■ To do ■
Write out each line of the material again, word for word.

■ Stored data ■
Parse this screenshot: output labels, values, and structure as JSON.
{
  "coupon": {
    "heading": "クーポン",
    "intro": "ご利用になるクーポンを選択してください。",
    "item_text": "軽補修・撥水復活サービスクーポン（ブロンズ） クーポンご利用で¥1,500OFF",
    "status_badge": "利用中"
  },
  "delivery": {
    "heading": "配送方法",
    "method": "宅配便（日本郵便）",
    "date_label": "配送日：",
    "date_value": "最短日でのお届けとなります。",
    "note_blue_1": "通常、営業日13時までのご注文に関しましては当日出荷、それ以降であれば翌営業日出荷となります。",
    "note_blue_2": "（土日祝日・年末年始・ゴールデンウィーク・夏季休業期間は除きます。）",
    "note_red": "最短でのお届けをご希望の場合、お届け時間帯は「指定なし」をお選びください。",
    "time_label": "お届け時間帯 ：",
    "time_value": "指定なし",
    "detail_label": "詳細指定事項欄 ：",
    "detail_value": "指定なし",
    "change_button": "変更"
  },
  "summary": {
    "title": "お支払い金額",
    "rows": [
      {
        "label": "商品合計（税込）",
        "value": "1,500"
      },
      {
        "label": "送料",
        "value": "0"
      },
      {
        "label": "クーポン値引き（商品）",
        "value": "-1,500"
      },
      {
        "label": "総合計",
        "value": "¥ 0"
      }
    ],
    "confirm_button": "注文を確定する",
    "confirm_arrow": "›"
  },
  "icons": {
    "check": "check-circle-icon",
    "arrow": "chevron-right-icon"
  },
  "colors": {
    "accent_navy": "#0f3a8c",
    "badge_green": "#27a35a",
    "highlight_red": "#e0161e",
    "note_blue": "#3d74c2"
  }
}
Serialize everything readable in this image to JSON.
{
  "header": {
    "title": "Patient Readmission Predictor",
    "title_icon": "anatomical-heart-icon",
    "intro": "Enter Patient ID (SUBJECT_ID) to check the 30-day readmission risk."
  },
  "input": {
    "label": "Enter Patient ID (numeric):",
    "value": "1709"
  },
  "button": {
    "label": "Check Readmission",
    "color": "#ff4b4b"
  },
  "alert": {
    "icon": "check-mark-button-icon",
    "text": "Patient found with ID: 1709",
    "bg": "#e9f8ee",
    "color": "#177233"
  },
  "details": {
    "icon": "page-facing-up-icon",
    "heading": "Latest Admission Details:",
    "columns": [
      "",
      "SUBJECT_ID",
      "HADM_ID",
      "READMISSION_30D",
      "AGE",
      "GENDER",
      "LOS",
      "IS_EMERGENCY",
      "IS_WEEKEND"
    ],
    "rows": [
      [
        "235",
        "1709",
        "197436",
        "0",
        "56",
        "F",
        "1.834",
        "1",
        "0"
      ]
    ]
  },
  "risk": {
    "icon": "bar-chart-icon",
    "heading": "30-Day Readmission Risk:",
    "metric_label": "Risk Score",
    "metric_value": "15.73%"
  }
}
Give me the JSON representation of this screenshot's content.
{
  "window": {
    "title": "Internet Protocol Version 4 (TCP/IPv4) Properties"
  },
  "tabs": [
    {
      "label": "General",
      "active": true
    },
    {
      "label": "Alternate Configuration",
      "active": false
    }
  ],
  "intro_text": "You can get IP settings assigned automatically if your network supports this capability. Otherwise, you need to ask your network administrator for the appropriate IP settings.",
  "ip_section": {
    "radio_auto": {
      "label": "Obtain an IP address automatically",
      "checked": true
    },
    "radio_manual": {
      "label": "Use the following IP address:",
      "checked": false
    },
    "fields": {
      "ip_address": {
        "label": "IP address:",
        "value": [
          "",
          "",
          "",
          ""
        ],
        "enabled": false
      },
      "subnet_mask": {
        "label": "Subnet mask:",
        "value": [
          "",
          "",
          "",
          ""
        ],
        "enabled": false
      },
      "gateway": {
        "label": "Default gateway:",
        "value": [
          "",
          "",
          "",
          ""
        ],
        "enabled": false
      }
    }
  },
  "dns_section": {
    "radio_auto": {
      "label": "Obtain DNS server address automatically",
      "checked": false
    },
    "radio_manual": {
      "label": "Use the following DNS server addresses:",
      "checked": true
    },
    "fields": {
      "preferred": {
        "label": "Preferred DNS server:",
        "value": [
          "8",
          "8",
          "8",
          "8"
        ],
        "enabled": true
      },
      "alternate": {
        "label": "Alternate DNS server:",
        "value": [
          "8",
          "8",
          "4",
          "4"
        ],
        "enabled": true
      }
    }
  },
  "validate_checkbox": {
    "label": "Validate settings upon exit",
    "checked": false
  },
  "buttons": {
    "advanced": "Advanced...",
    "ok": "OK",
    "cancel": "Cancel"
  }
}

■ Exercise result ■
Parse this screenshot: output labels, values, and structure as JSON.
{
  "coupon": {
    "heading": "クーポン",
    "intro": "ご利用になるクーポンを選択してください。",
    "item_text": "軽補修・撥水復活サービスクーポン（ブロンズ） クーポンご利用で¥1,500OFF",
    "status_badge": "利用中"
  },
  "delivery": {
    "heading": "配送方法",
    "method": "宅配便（日本郵便）",
    "date_label": "配送日：",
    "date_value": "最短日でのお届けとなります。",
    "note_blue_1": "通常、営業日13時までのご注文に関しましては当日出荷、それ以降であれば翌営業日出荷となります。",
    "note_blue_2": "（土日祝日・年末年始・ゴールデンウィーク・夏季休業期間は除きます。）",
    "note_red": "最短でのお届けをご希望の場合、お届け時間帯は「指定なし」をお選びください。",
    "time_label": "お届け時間帯 ：",
    "time_value": "指定なし",
    "detail_label": "詳細指定事項欄 ：",
    "detail_value": "指定なし",
    "change_button": "変更"
  },
  "summary": {
    "title": "お支払い金額",
    "rows": [
      {
        "label": "商品合計（税込）",
        "value": "1,500"
      },
      {
        "label": "送料",
        "value": "0"
      },
      {
        "label": "クーポン値引き（商品）",
        "value": "-1,500"
      },
      {
        "label": "総合計",
        "value": "¥ 0"
      }
    ],
    "confirm_button": "注文を確定する",
    "confirm_arrow": "›"
  },
  "icons": {
    "check": "check-circle-icon",
    "arrow": "chevron-right-icon"
  },
  "colors": {
    "accent_navy": "#0f3a8c",
    "badge_green": "#27a35a",
    "highlight_red": "#e0161e",
    "note_blue": "#3d74c2"
  }
}
Serialize everything readable in this image to JSON.
{
  "header": {
    "title": "Patient Readmission Predictor",
    "title_icon": "anatomical-heart-icon",
    "intro": "Enter Patient ID (SUBJECT_ID) to check the 30-day readmission risk."
  },
  "input": {
    "label": "Enter Patient ID (numeric):",
    "value": "1709"
  },
  "button": {
    "label": "Check Readmission",
    "color": "#ff4b4b"
  },
  "alert": {
    "icon": "check-mark-button-icon",
    "text": "Patient found with ID: 1709",
    "bg": "#e9f8ee",
    "color": "#177233"
  },
  "details": {
    "icon": "page-facing-up-icon",
    "heading": "Latest Admission Details:",
    "columns": [
      "",
      "SUBJECT_ID",
      "HADM_ID",
      "READMISSION_30D",
      "AGE",
      "GENDER",
      "LOS",
      "IS_EMERGENCY",
      "IS_WEEKEND"
    ],
    "rows": [
      [
        "235",
        "1709",
        "197436",
        "0",
        "56",
        "F",
        "1.834",
        "1",
        "0"
      ]
    ]
  },
  "risk": {
    "icon": "bar-chart-icon",
    "heading": "30-Day Readmission Risk:",
    "metric_label": "Risk Score",
    "metric_value": "15.73%"
  }
}
Give me the JSON representation of this screenshot's content.
{
  "window": {
    "title": "Internet Protocol Version 4 (TCP/IPv4) Properties"
  },
  "tabs": [
    {
      "label": "General",
      "active": true
    },
    {
      "label": "Alternate Configuration",
      "active": false
    }
  ],
  "intro_text": "You can get IP settings assigned automatically if your network supports this capability. Otherwise, you need to ask your network administrator for the appropriate IP settings.",
  "ip_section": {
    "radio_auto": {
      "label": "Obtain an IP address automatically",
      "checked": true
    },
    "radio_manual": {
      "label": "Use the following IP address:",
      "checked": false
    },
    "fields": {
      "ip_address": {
        "label": "IP address:",
        "value": [
          "",
          "",
          "",
          ""
        ],
        "enabled": false
      },
      "subnet_mask": {
        "label": "Subnet mask:",
        "value": [
          "",
          "",
          "",
          ""
        ],
        "enabled": false
      },
      "gateway": {
        "label": "Default gateway:",
        "value": [
          "",
          "",
          "",
          ""
        ],
        "enabled": false
      }
    }
  },
  "dns_section": {
    "radio_auto": {
      "label": "Obtain DNS server address automatically",
      "checked": false
    },
    "radio_manual": {
      "label": "Use the following DNS server addresses:",
      "checked": true
    },
    "fields": {
      "preferred": {
        "label": "Preferred DNS server:",
        "value": [
          "8",
          "8",
          "8",
          "8"
        ],
        "enabled": true
      },
      "alternate": {
        "label": "Alternate DNS server:",
        "value": [
          "8",
          "8",
          "4",
          "4"
        ],
        "enabled": true
      }
    }
  },
  "validate_checkbox": {
    "label": "Validate settings upon exit",
    "checked": false
  },
  "buttons": {
    "advanced": "Advanced...",
    "ok": "OK",
    "cancel": "Cancel"
  }
}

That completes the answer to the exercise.